** Begin Records for the task **

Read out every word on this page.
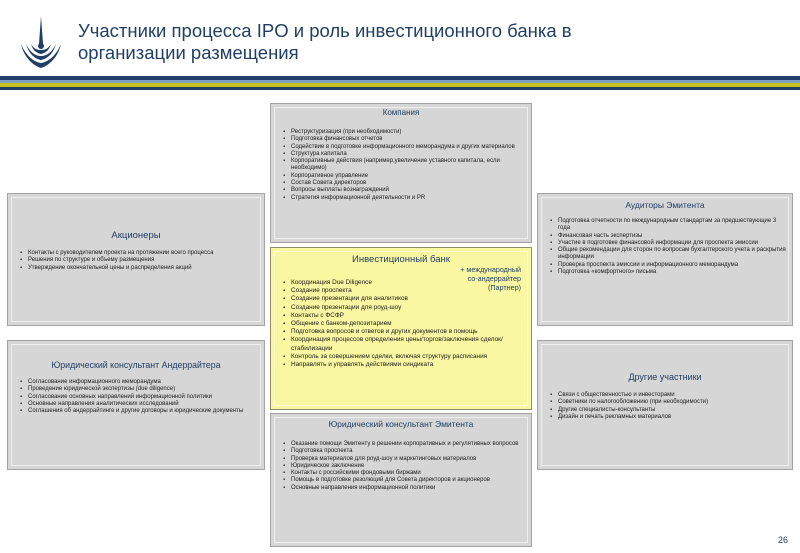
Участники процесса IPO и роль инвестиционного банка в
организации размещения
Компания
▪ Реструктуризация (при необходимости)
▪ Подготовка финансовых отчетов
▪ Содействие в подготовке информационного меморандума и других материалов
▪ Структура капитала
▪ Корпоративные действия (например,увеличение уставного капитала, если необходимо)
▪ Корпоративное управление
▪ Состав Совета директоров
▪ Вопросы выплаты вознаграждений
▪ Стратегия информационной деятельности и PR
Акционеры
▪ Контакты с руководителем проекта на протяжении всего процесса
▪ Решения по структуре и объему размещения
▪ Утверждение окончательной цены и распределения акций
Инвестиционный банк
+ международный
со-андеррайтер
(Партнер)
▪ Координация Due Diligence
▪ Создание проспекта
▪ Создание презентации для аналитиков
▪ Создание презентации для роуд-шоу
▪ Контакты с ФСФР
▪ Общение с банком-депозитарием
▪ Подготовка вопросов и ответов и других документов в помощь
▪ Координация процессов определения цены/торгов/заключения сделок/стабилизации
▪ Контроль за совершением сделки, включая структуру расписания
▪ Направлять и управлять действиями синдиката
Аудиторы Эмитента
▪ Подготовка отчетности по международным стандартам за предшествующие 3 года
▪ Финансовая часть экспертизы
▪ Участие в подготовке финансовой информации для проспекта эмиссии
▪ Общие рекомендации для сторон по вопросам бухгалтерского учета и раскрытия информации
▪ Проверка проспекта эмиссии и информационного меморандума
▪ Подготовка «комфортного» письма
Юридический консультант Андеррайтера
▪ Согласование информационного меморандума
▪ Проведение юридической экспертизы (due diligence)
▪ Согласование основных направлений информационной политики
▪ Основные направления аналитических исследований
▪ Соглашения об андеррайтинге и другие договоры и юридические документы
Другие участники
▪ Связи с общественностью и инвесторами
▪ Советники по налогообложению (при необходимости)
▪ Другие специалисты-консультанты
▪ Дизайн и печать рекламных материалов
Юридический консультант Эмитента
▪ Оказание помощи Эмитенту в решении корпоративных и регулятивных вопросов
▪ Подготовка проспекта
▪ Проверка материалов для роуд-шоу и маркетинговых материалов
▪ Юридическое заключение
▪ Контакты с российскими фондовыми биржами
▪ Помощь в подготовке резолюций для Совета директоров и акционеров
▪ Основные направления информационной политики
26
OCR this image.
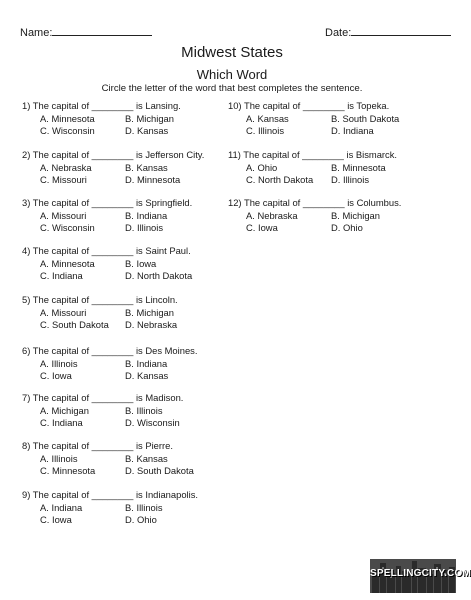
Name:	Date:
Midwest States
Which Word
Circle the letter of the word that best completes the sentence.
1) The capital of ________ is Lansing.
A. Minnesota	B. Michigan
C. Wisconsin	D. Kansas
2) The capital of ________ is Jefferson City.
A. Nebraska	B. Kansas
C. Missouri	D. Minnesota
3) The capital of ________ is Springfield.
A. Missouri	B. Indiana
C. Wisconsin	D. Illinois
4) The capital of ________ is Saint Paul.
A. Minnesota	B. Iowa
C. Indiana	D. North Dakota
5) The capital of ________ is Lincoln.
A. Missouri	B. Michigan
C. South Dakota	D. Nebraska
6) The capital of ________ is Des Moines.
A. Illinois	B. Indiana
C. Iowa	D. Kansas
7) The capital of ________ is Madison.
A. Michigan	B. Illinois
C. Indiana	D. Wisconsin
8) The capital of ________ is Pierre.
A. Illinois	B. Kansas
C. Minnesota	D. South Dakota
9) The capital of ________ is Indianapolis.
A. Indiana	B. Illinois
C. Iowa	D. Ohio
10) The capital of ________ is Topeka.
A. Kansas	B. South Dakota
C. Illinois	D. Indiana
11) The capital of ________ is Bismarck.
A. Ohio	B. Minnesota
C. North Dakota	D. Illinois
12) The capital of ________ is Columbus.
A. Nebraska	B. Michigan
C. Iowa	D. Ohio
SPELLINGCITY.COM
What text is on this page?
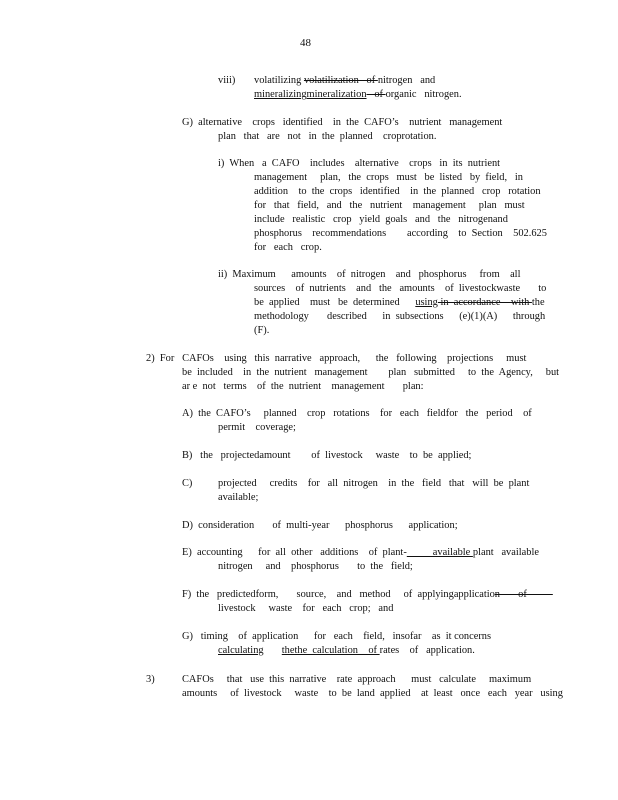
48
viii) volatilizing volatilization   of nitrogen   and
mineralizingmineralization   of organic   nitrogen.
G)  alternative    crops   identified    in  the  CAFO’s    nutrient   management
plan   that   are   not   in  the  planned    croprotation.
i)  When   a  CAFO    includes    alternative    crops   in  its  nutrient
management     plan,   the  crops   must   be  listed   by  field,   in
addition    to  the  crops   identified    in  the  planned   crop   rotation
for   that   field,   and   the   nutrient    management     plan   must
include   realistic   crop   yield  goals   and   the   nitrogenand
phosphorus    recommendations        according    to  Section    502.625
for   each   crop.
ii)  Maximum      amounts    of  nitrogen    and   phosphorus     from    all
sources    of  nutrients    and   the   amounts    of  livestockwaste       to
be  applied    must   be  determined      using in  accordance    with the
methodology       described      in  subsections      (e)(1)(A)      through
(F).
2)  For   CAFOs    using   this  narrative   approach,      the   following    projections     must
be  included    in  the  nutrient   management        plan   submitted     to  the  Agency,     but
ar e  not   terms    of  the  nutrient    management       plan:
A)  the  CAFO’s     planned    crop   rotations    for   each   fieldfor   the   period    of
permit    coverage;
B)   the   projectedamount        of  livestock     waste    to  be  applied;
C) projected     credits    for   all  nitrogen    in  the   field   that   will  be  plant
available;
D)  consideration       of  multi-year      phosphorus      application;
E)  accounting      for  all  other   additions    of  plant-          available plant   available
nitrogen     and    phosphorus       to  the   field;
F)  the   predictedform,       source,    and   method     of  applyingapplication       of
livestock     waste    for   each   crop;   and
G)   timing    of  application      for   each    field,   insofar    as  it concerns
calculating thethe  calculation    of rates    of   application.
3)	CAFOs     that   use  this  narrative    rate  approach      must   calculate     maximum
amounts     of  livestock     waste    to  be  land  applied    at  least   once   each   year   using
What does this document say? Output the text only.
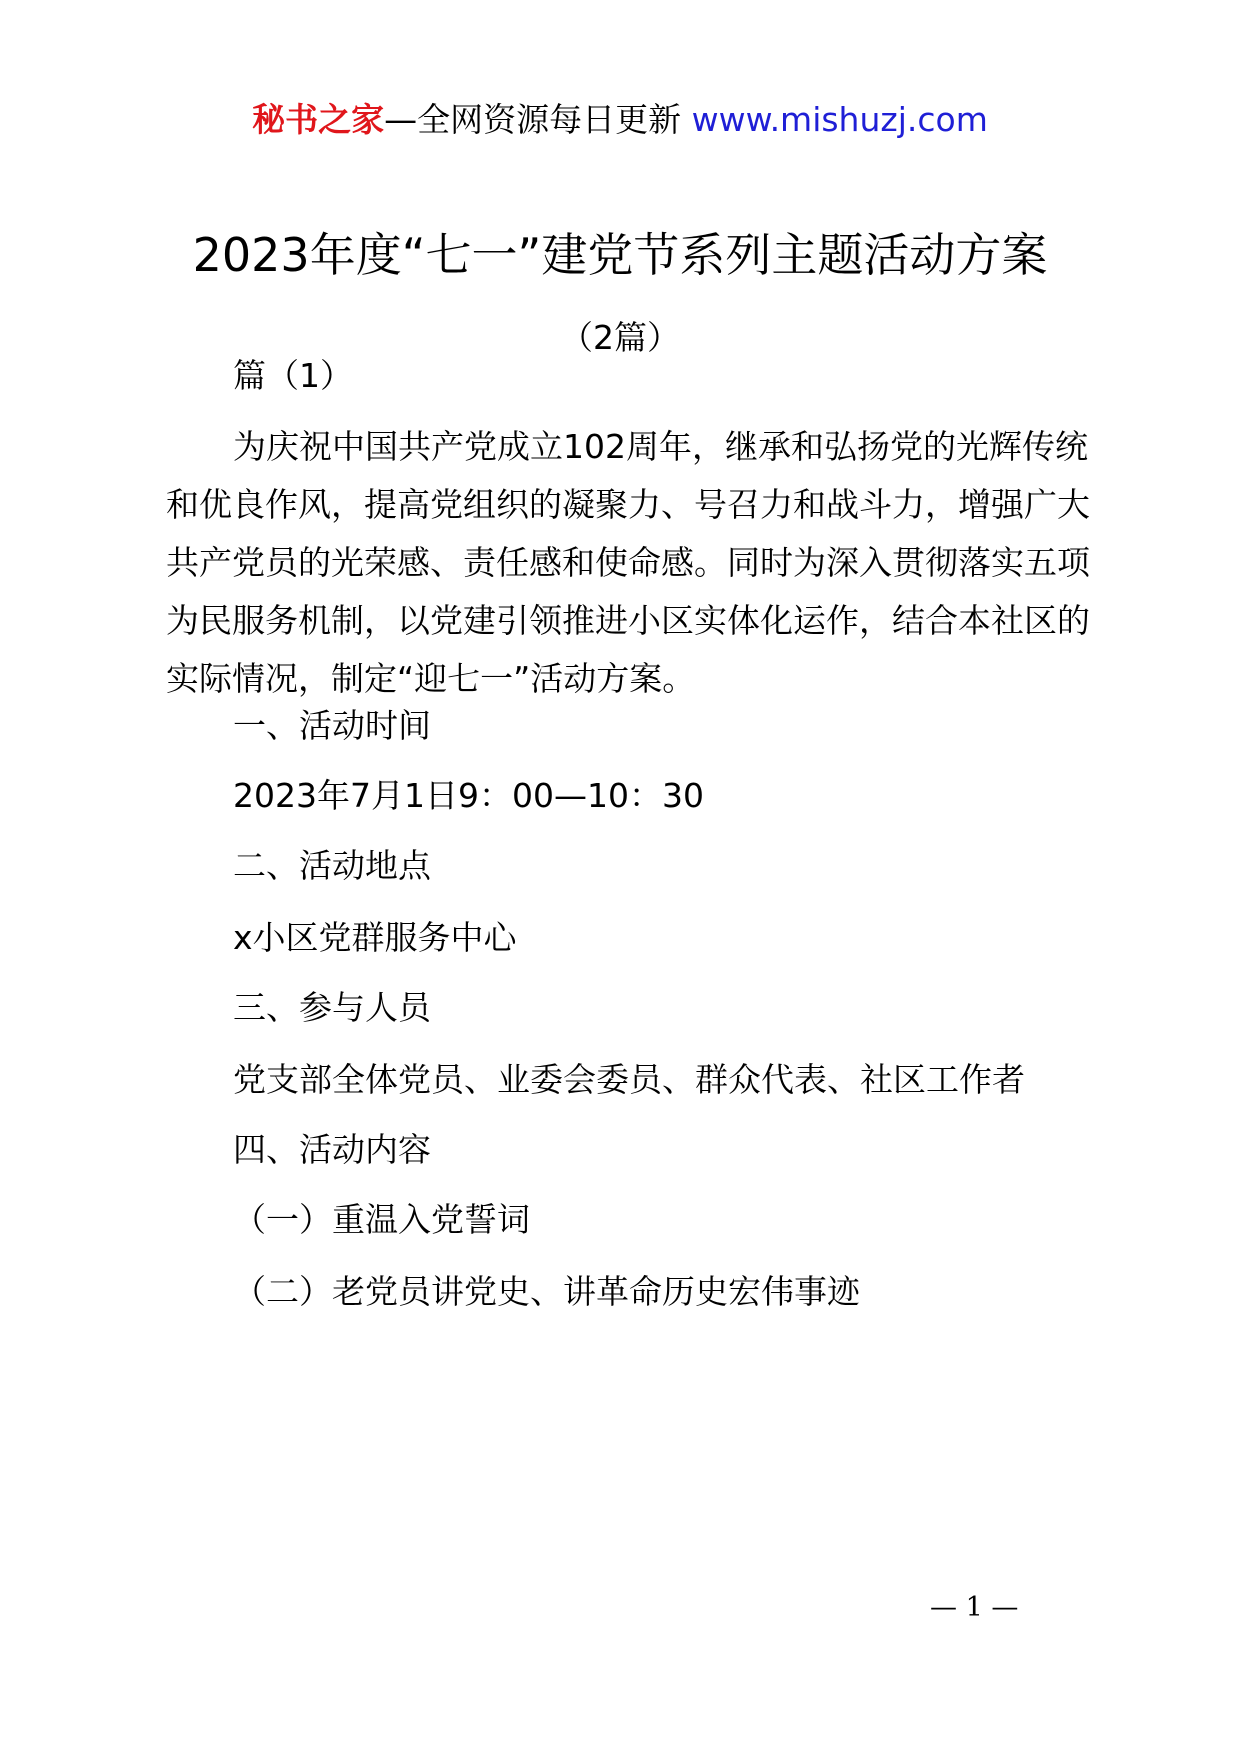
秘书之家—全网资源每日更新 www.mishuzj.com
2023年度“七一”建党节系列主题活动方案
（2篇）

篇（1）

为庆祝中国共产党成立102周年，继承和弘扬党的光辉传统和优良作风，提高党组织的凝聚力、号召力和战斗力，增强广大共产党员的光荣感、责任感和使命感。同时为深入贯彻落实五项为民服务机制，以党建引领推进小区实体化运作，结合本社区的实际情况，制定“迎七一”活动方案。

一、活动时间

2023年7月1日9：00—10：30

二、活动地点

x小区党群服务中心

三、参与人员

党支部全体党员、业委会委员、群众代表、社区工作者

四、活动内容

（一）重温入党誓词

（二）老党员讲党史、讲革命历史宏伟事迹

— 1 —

** End Records for the task **

Copy all lines from the material that hold "Координация".

Result >>
▪ Координация Due Diligence
▪ Координация процессов определения цены/торгов/заключения сделок/стабилизации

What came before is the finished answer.